▶ WORK INSTRUCTIONS
Would you write out the entries below, every one of them, exactly?

Stored entries
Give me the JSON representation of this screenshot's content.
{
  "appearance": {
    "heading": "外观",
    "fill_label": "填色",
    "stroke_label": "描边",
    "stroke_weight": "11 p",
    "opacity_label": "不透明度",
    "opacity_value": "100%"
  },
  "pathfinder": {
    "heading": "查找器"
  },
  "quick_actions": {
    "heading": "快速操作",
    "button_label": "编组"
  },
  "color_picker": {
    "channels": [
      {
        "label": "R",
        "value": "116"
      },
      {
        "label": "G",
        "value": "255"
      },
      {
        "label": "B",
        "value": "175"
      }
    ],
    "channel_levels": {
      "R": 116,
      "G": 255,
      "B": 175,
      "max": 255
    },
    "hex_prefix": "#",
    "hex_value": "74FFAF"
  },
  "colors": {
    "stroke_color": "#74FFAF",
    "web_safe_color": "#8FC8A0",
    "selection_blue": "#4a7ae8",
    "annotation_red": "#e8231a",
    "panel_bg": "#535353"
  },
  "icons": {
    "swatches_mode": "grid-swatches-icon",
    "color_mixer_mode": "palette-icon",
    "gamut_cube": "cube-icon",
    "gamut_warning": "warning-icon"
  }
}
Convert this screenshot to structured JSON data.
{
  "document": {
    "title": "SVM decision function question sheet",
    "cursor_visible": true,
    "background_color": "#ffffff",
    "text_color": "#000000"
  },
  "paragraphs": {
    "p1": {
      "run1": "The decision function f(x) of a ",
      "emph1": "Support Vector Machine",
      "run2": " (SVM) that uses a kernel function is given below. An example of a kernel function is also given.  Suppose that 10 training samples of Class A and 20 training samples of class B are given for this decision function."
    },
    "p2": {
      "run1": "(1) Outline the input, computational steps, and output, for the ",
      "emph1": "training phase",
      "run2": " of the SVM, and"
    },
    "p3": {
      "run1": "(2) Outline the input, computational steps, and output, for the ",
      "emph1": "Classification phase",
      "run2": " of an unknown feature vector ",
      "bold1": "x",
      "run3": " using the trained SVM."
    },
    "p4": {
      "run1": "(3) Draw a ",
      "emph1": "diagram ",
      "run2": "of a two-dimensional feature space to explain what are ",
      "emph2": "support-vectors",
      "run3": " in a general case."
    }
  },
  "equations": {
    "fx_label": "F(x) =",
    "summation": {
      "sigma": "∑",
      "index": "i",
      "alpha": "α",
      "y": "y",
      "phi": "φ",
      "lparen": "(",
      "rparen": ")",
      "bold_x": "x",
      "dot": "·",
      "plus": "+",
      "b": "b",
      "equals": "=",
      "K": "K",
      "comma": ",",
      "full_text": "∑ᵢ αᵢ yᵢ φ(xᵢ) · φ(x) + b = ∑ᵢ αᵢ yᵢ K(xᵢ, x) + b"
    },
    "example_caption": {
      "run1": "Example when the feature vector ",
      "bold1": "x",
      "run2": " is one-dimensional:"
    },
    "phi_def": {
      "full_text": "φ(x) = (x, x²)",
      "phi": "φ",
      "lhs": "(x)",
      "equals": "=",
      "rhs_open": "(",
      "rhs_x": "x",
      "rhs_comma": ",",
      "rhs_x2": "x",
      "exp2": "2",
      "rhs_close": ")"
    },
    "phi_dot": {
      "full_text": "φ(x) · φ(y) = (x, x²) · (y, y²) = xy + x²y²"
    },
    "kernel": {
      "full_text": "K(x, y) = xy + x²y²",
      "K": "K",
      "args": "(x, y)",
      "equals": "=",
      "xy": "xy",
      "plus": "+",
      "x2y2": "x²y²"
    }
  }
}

▶ FULL SOLUTION
Give me the JSON representation of this screenshot's content.
{
  "appearance": {
    "heading": "外观",
    "fill_label": "填色",
    "stroke_label": "描边",
    "stroke_weight": "11 p",
    "opacity_label": "不透明度",
    "opacity_value": "100%"
  },
  "pathfinder": {
    "heading": "查找器"
  },
  "quick_actions": {
    "heading": "快速操作",
    "button_label": "编组"
  },
  "color_picker": {
    "channels": [
      {
        "label": "R",
        "value": "116"
      },
      {
        "label": "G",
        "value": "255"
      },
      {
        "label": "B",
        "value": "175"
      }
    ],
    "channel_levels": {
      "R": 116,
      "G": 255,
      "B": 175,
      "max": 255
    },
    "hex_prefix": "#",
    "hex_value": "74FFAF"
  },
  "colors": {
    "stroke_color": "#74FFAF",
    "web_safe_color": "#8FC8A0",
    "selection_blue": "#4a7ae8",
    "annotation_red": "#e8231a",
    "panel_bg": "#535353"
  },
  "icons": {
    "swatches_mode": "grid-swatches-icon",
    "color_mixer_mode": "palette-icon",
    "gamut_cube": "cube-icon",
    "gamut_warning": "warning-icon"
  }
}
Convert this screenshot to structured JSON data.
{
  "document": {
    "title": "SVM decision function question sheet",
    "cursor_visible": true,
    "background_color": "#ffffff",
    "text_color": "#000000"
  },
  "paragraphs": {
    "p1": {
      "run1": "The decision function f(x) of a ",
      "emph1": "Support Vector Machine",
      "run2": " (SVM) that uses a kernel function is given below. An example of a kernel function is also given.  Suppose that 10 training samples of Class A and 20 training samples of class B are given for this decision function."
    },
    "p2": {
      "run1": "(1) Outline the input, computational steps, and output, for the ",
      "emph1": "training phase",
      "run2": " of the SVM, and"
    },
    "p3": {
      "run1": "(2) Outline the input, computational steps, and output, for the ",
      "emph1": "Classification phase",
      "run2": " of an unknown feature vector ",
      "bold1": "x",
      "run3": " using the trained SVM."
    },
    "p4": {
      "run1": "(3) Draw a ",
      "emph1": "diagram ",
      "run2": "of a two-dimensional feature space to explain what are ",
      "emph2": "support-vectors",
      "run3": " in a general case."
    }
  },
  "equations": {
    "fx_label": "F(x) =",
    "summation": {
      "sigma": "∑",
      "index": "i",
      "alpha": "α",
      "y": "y",
      "phi": "φ",
      "lparen": "(",
      "rparen": ")",
      "bold_x": "x",
      "dot": "·",
      "plus": "+",
      "b": "b",
      "equals": "=",
      "K": "K",
      "comma": ",",
      "full_text": "∑ᵢ αᵢ yᵢ φ(xᵢ) · φ(x) + b = ∑ᵢ αᵢ yᵢ K(xᵢ, x) + b"
    },
    "example_caption": {
      "run1": "Example when the feature vector ",
      "bold1": "x",
      "run2": " is one-dimensional:"
    },
    "phi_def": {
      "full_text": "φ(x) = (x, x²)",
      "phi": "φ",
      "lhs": "(x)",
      "equals": "=",
      "rhs_open": "(",
      "rhs_x": "x",
      "rhs_comma": ",",
      "rhs_x2": "x",
      "exp2": "2",
      "rhs_close": ")"
    },
    "phi_dot": {
      "full_text": "φ(x) · φ(y) = (x, x²) · (y, y²) = xy + x²y²"
    },
    "kernel": {
      "full_text": "K(x, y) = xy + x²y²",
      "K": "K",
      "args": "(x, y)",
      "equals": "=",
      "xy": "xy",
      "plus": "+",
      "x2y2": "x²y²"
    }
  }
}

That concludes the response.